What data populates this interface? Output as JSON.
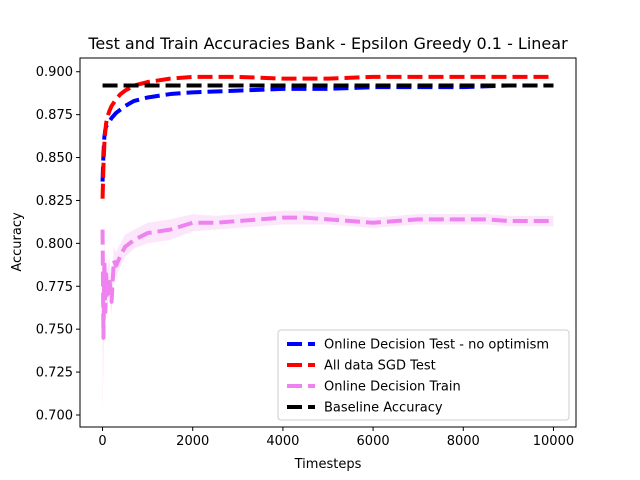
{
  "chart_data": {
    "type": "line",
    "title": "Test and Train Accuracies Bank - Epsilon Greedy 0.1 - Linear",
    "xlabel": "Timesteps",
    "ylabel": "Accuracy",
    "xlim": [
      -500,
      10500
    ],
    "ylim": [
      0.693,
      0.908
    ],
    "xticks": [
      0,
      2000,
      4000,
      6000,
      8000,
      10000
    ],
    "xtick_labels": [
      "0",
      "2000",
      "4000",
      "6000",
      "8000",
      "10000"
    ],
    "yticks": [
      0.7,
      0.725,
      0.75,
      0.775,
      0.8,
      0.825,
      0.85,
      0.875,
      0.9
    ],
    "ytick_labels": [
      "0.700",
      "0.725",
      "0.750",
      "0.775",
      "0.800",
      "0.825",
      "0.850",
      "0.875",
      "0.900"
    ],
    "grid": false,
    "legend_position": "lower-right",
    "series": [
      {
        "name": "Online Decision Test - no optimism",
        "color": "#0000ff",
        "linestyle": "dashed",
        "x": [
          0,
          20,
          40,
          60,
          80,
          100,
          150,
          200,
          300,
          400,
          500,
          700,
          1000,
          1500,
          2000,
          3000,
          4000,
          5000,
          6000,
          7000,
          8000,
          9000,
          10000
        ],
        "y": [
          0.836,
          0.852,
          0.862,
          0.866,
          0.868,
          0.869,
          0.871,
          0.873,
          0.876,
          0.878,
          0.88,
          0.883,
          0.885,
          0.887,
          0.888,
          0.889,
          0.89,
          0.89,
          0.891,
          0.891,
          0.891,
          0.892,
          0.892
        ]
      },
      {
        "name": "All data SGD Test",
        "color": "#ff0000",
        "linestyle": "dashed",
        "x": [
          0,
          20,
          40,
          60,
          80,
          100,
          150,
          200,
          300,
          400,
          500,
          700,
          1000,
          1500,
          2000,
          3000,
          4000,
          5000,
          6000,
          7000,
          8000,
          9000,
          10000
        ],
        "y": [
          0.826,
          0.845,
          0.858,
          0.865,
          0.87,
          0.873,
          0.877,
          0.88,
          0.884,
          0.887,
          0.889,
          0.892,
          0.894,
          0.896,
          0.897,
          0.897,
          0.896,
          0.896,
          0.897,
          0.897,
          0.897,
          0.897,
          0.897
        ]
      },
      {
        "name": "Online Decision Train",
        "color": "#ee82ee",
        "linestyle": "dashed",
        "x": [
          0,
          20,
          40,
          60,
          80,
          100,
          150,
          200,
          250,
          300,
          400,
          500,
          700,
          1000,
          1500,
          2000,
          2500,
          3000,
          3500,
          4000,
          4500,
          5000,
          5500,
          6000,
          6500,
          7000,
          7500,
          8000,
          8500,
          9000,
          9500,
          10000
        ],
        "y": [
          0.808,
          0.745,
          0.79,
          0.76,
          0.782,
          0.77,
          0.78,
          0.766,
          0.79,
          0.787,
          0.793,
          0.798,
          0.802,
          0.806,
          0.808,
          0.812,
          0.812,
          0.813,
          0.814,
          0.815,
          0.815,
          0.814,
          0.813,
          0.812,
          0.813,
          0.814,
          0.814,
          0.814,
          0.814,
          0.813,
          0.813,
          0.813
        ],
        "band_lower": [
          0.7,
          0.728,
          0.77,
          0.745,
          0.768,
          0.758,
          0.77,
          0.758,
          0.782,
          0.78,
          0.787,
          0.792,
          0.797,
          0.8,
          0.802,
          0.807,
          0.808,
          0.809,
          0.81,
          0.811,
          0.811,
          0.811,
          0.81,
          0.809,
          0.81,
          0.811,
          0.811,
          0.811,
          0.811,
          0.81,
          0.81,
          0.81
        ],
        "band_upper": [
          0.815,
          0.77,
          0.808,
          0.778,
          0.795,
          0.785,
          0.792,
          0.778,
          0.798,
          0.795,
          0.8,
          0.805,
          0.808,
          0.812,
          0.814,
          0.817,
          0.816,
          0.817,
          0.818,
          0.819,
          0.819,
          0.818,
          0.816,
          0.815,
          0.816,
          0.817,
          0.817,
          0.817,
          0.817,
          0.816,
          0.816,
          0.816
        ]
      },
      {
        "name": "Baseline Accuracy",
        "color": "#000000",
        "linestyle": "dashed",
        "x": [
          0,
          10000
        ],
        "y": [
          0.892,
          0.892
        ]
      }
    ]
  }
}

==================================================

> PROBLEM REQUIREMENTS
Leave out the pictures and repeat everything else in the records exactly.

> SOLUTION TO THIS TASK
What data populates this interface? Output as JSON.
{
  "chart_data": {
    "type": "line",
    "title": "Test and Train Accuracies Bank - Epsilon Greedy 0.1 - Linear",
    "xlabel": "Timesteps",
    "ylabel": "Accuracy",
    "xlim": [
      -500,
      10500
    ],
    "ylim": [
      0.693,
      0.908
    ],
    "xticks": [
      0,
      2000,
      4000,
      6000,
      8000,
      10000
    ],
    "xtick_labels": [
      "0",
      "2000",
      "4000",
      "6000",
      "8000",
      "10000"
    ],
    "yticks": [
      0.7,
      0.725,
      0.75,
      0.775,
      0.8,
      0.825,
      0.85,
      0.875,
      0.9
    ],
    "ytick_labels": [
      "0.700",
      "0.725",
      "0.750",
      "0.775",
      "0.800",
      "0.825",
      "0.850",
      "0.875",
      "0.900"
    ],
    "grid": false,
    "legend_position": "lower-right",
    "series": [
      {
        "name": "Online Decision Test - no optimism",
        "color": "#0000ff",
        "linestyle": "dashed",
        "x": [
          0,
          20,
          40,
          60,
          80,
          100,
          150,
          200,
          300,
          400,
          500,
          700,
          1000,
          1500,
          2000,
          3000,
          4000,
          5000,
          6000,
          7000,
          8000,
          9000,
          10000
        ],
        "y": [
          0.836,
          0.852,
          0.862,
          0.866,
          0.868,
          0.869,
          0.871,
          0.873,
          0.876,
          0.878,
          0.88,
          0.883,
          0.885,
          0.887,
          0.888,
          0.889,
          0.89,
          0.89,
          0.891,
          0.891,
          0.891,
          0.892,
          0.892
        ]
      },
      {
        "name": "All data SGD Test",
        "color": "#ff0000",
        "linestyle": "dashed",
        "x": [
          0,
          20,
          40,
          60,
          80,
          100,
          150,
          200,
          300,
          400,
          500,
          700,
          1000,
          1500,
          2000,
          3000,
          4000,
          5000,
          6000,
          7000,
          8000,
          9000,
          10000
        ],
        "y": [
          0.826,
          0.845,
          0.858,
          0.865,
          0.87,
          0.873,
          0.877,
          0.88,
          0.884,
          0.887,
          0.889,
          0.892,
          0.894,
          0.896,
          0.897,
          0.897,
          0.896,
          0.896,
          0.897,
          0.897,
          0.897,
          0.897,
          0.897
        ]
      },
      {
        "name": "Online Decision Train",
        "color": "#ee82ee",
        "linestyle": "dashed",
        "x": [
          0,
          20,
          40,
          60,
          80,
          100,
          150,
          200,
          250,
          300,
          400,
          500,
          700,
          1000,
          1500,
          2000,
          2500,
          3000,
          3500,
          4000,
          4500,
          5000,
          5500,
          6000,
          6500,
          7000,
          7500,
          8000,
          8500,
          9000,
          9500,
          10000
        ],
        "y": [
          0.808,
          0.745,
          0.79,
          0.76,
          0.782,
          0.77,
          0.78,
          0.766,
          0.79,
          0.787,
          0.793,
          0.798,
          0.802,
          0.806,
          0.808,
          0.812,
          0.812,
          0.813,
          0.814,
          0.815,
          0.815,
          0.814,
          0.813,
          0.812,
          0.813,
          0.814,
          0.814,
          0.814,
          0.814,
          0.813,
          0.813,
          0.813
        ],
        "band_lower": [
          0.7,
          0.728,
          0.77,
          0.745,
          0.768,
          0.758,
          0.77,
          0.758,
          0.782,
          0.78,
          0.787,
          0.792,
          0.797,
          0.8,
          0.802,
          0.807,
          0.808,
          0.809,
          0.81,
          0.811,
          0.811,
          0.811,
          0.81,
          0.809,
          0.81,
          0.811,
          0.811,
          0.811,
          0.811,
          0.81,
          0.81,
          0.81
        ],
        "band_upper": [
          0.815,
          0.77,
          0.808,
          0.778,
          0.795,
          0.785,
          0.792,
          0.778,
          0.798,
          0.795,
          0.8,
          0.805,
          0.808,
          0.812,
          0.814,
          0.817,
          0.816,
          0.817,
          0.818,
          0.819,
          0.819,
          0.818,
          0.816,
          0.815,
          0.816,
          0.817,
          0.817,
          0.817,
          0.817,
          0.816,
          0.816,
          0.816
        ]
      },
      {
        "name": "Baseline Accuracy",
        "color": "#000000",
        "linestyle": "dashed",
        "x": [
          0,
          10000
        ],
        "y": [
          0.892,
          0.892
        ]
      }
    ]
  }
}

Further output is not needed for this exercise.